>> start Records for this exercise

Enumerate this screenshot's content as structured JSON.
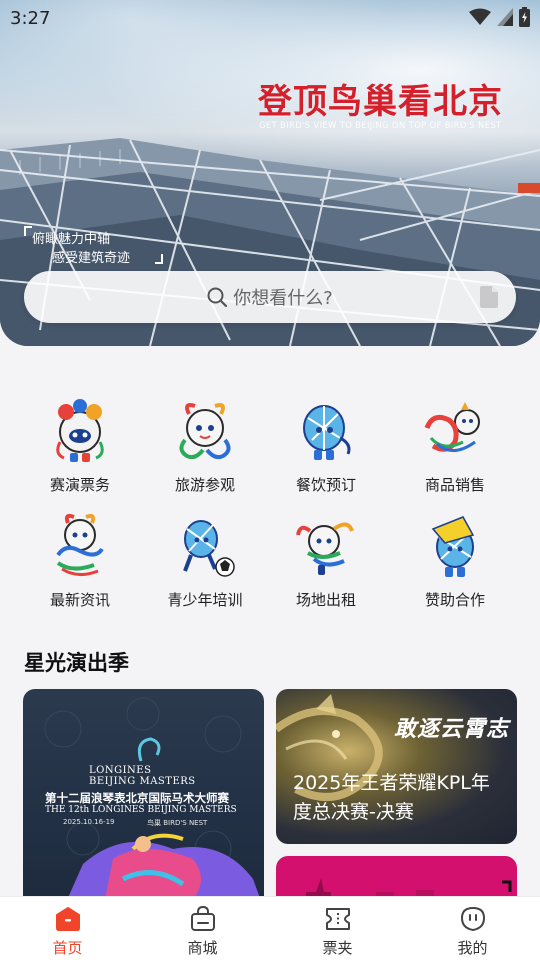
{
  "status_bar": {
    "time": "3:27"
  },
  "hero": {
    "title": "登顶鸟巢看北京",
    "subtitle": "GET BIRD'S VIEW TO BEIJING ON TOP OF BIRD'S NEST",
    "slogan_line1": "俯瞰魅力中轴",
    "slogan_line2": "感受建筑奇迹"
  },
  "search": {
    "placeholder": "你想看什么?"
  },
  "services": [
    {
      "label": "赛演票务"
    },
    {
      "label": "旅游参观"
    },
    {
      "label": "餐饮预订"
    },
    {
      "label": "商品销售"
    },
    {
      "label": "最新资讯"
    },
    {
      "label": "青少年培训"
    },
    {
      "label": "场地出租"
    },
    {
      "label": "赞助合作"
    }
  ],
  "section": {
    "title": "星光演出季"
  },
  "cards": {
    "left": {
      "logo_line1": "LONGINES",
      "logo_line2": "BEIJING MASTERS",
      "title": "第十二届浪琴表北京国际马术大师赛",
      "subtitle": "THE 12th LONGINES BEIJING MASTERS",
      "date": "2025.10.16-19",
      "venue": "鸟巢 BIRD'S NEST"
    },
    "right_top": {
      "slogan": "敢逐云霄志",
      "text": "2025年王者荣耀KPL年度总决赛-决赛"
    }
  },
  "bottom_nav": [
    {
      "label": "首页",
      "active": true
    },
    {
      "label": "商城",
      "active": false
    },
    {
      "label": "票夹",
      "active": false
    },
    {
      "label": "我的",
      "active": false
    }
  ],
  "colors": {
    "accent": "#f0452b",
    "hero_title": "#d5202c"
  }
}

>> end Records for this exercise

▶ [Short task]: All of the records above must be copied exactly, except for the pictures.

▶ [Complete output]:
Enumerate this screenshot's content as structured JSON.
{
  "status_bar": {
    "time": "3:27"
  },
  "hero": {
    "title": "登顶鸟巢看北京",
    "subtitle": "GET BIRD'S VIEW TO BEIJING ON TOP OF BIRD'S NEST",
    "slogan_line1": "俯瞰魅力中轴",
    "slogan_line2": "感受建筑奇迹"
  },
  "search": {
    "placeholder": "你想看什么?"
  },
  "services": [
    {
      "label": "赛演票务"
    },
    {
      "label": "旅游参观"
    },
    {
      "label": "餐饮预订"
    },
    {
      "label": "商品销售"
    },
    {
      "label": "最新资讯"
    },
    {
      "label": "青少年培训"
    },
    {
      "label": "场地出租"
    },
    {
      "label": "赞助合作"
    }
  ],
  "section": {
    "title": "星光演出季"
  },
  "cards": {
    "left": {
      "logo_line1": "LONGINES",
      "logo_line2": "BEIJING MASTERS",
      "title": "第十二届浪琴表北京国际马术大师赛",
      "subtitle": "THE 12th LONGINES BEIJING MASTERS",
      "date": "2025.10.16-19",
      "venue": "鸟巢 BIRD'S NEST"
    },
    "right_top": {
      "slogan": "敢逐云霄志",
      "text": "2025年王者荣耀KPL年度总决赛-决赛"
    }
  },
  "bottom_nav": [
    {
      "label": "首页",
      "active": true
    },
    {
      "label": "商城",
      "active": false
    },
    {
      "label": "票夹",
      "active": false
    },
    {
      "label": "我的",
      "active": false
    }
  ],
  "colors": {
    "accent": "#f0452b",
    "hero_title": "#d5202c"
  }
}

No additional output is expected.